* START *

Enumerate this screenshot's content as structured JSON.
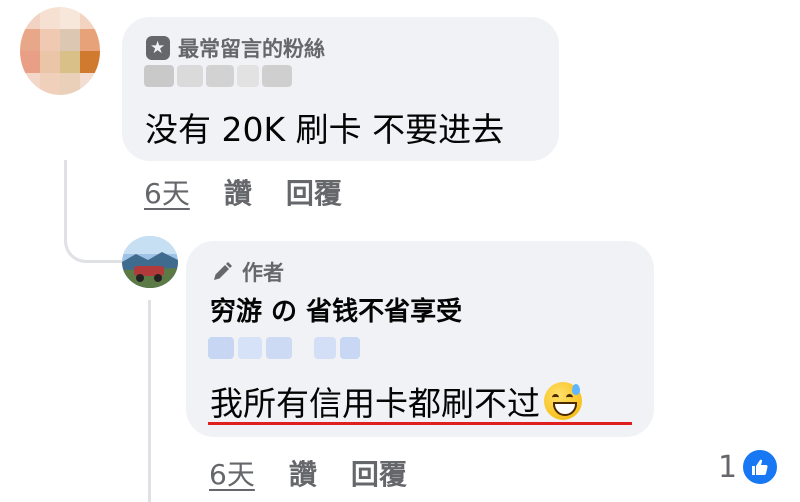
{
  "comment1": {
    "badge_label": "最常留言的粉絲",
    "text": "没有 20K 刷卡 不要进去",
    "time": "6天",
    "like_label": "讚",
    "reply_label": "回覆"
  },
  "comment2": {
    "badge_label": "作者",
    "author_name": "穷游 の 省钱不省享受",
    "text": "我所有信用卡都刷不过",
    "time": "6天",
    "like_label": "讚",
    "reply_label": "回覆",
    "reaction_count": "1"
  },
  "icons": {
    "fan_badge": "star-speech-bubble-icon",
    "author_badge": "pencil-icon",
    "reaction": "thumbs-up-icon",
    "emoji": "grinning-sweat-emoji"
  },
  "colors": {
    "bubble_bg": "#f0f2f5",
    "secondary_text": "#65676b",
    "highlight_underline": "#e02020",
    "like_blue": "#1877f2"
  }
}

* END *

Problem to solve
Leave the pictures out and write out every entry exactly as given.

Output of the exercise
Enumerate this screenshot's content as structured JSON.
{
  "comment1": {
    "badge_label": "最常留言的粉絲",
    "text": "没有 20K 刷卡 不要进去",
    "time": "6天",
    "like_label": "讚",
    "reply_label": "回覆"
  },
  "comment2": {
    "badge_label": "作者",
    "author_name": "穷游 の 省钱不省享受",
    "text": "我所有信用卡都刷不过",
    "time": "6天",
    "like_label": "讚",
    "reply_label": "回覆",
    "reaction_count": "1"
  },
  "icons": {
    "fan_badge": "star-speech-bubble-icon",
    "author_badge": "pencil-icon",
    "reaction": "thumbs-up-icon",
    "emoji": "grinning-sweat-emoji"
  },
  "colors": {
    "bubble_bg": "#f0f2f5",
    "secondary_text": "#65676b",
    "highlight_underline": "#e02020",
    "like_blue": "#1877f2"
  }
}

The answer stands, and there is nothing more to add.